Data records:
———

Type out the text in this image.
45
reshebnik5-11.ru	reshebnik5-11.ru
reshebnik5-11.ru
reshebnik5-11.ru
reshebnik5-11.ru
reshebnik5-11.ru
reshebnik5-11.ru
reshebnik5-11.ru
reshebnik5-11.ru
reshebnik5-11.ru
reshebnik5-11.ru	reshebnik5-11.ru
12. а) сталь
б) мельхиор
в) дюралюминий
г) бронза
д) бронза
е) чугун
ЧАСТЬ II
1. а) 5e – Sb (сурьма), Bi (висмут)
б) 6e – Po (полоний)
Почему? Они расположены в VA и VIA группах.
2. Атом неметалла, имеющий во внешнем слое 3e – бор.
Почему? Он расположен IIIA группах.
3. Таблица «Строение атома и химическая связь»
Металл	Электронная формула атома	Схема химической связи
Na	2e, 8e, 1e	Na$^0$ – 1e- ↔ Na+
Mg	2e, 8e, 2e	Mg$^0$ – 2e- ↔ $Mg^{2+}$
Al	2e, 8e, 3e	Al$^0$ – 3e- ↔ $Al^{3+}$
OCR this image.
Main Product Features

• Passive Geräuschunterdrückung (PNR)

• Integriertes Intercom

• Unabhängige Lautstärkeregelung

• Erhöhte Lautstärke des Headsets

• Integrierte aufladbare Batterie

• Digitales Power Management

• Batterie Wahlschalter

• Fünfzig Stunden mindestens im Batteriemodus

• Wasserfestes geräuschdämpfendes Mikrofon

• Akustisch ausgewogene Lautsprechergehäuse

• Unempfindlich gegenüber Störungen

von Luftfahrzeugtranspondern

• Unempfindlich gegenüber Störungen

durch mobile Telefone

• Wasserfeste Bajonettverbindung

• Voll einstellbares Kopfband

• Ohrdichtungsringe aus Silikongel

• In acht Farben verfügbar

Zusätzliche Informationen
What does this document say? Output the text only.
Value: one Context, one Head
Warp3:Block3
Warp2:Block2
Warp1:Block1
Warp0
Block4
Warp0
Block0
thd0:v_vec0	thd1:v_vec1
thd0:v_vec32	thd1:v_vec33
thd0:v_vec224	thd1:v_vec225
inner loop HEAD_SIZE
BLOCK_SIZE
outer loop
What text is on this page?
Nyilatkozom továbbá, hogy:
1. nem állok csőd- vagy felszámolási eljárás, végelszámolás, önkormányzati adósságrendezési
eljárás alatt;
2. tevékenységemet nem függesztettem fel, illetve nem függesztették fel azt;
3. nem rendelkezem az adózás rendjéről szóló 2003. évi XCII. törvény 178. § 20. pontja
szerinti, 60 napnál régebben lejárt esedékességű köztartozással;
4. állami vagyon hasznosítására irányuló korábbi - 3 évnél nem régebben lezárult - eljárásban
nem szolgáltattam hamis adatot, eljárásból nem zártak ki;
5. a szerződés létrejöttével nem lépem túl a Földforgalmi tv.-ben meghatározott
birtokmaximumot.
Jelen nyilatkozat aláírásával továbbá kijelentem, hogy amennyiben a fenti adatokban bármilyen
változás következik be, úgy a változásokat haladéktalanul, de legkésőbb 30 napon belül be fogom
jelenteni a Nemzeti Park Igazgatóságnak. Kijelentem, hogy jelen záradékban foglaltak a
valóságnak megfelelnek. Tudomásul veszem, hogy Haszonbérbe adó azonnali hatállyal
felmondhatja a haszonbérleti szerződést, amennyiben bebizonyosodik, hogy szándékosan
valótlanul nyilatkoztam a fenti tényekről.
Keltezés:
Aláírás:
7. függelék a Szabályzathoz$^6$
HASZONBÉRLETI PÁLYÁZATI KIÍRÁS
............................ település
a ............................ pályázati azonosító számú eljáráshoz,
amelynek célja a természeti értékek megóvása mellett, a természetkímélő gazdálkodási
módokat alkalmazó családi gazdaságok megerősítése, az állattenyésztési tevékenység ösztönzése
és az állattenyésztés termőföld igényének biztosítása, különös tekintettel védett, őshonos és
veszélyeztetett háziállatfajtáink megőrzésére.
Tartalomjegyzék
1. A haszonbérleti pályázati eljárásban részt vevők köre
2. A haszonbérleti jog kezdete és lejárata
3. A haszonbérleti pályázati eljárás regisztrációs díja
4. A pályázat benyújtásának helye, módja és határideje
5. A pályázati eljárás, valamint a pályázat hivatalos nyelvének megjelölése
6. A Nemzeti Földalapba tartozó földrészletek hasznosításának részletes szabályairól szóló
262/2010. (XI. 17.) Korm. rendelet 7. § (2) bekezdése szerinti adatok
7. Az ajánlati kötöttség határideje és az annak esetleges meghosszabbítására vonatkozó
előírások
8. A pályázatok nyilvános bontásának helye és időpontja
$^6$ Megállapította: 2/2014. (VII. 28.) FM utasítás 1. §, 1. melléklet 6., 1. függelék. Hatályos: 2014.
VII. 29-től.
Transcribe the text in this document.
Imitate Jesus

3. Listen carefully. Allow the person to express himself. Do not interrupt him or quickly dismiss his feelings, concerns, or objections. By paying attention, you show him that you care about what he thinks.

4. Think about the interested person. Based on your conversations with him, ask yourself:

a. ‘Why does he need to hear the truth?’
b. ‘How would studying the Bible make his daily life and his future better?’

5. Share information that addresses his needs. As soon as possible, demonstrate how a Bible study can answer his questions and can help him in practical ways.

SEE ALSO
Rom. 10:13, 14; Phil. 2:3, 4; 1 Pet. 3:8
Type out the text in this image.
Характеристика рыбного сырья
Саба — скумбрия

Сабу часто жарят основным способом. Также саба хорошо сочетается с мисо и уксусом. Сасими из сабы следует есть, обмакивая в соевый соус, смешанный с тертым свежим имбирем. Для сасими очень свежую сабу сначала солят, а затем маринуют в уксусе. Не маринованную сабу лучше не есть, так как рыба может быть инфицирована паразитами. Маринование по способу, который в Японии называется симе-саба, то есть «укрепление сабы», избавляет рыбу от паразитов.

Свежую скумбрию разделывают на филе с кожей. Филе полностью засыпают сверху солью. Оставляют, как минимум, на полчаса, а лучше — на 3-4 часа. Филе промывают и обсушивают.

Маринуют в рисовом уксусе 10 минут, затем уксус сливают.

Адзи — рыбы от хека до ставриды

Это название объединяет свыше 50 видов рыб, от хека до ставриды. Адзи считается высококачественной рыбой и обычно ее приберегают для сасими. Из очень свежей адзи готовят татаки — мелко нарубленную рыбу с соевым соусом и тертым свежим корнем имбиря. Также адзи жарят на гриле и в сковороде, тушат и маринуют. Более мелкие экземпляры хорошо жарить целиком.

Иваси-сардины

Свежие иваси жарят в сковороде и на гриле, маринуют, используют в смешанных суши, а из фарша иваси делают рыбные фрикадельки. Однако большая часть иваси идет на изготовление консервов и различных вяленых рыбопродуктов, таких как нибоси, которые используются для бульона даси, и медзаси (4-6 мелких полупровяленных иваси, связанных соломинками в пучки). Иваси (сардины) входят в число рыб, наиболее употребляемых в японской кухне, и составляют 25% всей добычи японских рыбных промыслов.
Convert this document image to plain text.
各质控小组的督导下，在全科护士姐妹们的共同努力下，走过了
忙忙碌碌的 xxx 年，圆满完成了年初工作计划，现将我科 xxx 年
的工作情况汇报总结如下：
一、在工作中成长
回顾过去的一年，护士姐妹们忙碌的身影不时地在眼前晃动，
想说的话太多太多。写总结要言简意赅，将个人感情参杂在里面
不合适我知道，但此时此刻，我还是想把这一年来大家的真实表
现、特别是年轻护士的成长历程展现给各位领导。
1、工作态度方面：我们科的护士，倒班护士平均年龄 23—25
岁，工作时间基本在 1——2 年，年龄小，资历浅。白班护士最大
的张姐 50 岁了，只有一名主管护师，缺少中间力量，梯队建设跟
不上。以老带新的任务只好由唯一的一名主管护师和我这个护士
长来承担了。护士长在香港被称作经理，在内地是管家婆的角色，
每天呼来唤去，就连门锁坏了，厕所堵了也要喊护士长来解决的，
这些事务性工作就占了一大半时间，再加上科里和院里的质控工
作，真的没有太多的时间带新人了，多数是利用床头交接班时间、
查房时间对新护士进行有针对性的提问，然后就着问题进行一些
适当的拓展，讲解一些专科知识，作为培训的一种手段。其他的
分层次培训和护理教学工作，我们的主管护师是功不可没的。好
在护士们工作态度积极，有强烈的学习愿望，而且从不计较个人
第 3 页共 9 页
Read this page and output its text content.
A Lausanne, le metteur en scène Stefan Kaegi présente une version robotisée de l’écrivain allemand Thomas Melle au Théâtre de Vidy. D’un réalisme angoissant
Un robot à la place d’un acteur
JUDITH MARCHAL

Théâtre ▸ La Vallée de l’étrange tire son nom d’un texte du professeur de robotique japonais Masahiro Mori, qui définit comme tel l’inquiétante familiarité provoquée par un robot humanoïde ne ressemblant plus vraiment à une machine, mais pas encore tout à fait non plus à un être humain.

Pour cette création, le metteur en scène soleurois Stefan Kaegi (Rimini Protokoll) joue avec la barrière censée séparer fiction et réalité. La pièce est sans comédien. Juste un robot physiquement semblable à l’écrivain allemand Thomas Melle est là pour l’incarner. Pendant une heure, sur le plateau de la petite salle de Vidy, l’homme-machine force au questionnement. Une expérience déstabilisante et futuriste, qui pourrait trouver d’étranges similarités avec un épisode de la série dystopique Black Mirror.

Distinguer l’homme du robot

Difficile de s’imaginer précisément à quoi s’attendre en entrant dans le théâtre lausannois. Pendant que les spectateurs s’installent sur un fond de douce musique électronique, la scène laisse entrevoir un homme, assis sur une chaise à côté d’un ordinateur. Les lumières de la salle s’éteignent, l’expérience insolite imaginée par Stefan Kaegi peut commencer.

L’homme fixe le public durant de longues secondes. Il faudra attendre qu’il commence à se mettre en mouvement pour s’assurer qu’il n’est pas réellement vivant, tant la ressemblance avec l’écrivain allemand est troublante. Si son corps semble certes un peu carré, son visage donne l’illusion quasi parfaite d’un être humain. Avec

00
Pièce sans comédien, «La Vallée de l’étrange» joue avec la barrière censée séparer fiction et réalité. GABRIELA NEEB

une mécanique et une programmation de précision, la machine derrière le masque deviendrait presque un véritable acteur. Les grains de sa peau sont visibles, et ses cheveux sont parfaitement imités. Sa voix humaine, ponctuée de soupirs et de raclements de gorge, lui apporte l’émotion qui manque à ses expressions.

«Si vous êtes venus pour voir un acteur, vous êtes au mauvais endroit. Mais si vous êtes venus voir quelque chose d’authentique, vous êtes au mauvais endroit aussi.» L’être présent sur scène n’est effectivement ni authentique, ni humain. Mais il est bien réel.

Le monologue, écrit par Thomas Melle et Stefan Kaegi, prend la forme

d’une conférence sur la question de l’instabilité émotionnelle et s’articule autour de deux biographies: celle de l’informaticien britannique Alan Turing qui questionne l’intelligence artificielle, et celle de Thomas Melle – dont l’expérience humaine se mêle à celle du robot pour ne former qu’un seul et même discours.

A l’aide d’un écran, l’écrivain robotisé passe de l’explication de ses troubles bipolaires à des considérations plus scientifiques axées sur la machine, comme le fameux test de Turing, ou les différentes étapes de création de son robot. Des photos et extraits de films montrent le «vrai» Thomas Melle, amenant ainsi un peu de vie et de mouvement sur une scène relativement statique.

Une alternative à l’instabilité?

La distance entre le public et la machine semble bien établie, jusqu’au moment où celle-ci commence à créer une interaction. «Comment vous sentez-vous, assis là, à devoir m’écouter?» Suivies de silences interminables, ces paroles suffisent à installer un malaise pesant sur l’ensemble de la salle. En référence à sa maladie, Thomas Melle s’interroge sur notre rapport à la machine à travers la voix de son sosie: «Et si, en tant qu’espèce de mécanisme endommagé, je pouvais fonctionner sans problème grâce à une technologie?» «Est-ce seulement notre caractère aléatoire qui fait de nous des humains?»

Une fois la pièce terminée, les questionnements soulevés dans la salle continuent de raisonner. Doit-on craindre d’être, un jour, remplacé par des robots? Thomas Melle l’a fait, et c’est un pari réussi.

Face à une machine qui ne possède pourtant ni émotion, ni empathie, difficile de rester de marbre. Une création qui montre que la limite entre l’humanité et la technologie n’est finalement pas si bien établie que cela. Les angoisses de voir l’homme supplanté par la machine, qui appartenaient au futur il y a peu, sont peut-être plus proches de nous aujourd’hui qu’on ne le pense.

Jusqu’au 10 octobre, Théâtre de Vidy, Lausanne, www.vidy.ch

———

THE TASK
Find how many lines hold the string "helye", and state that number alone.

WRITTEN ANSWER
2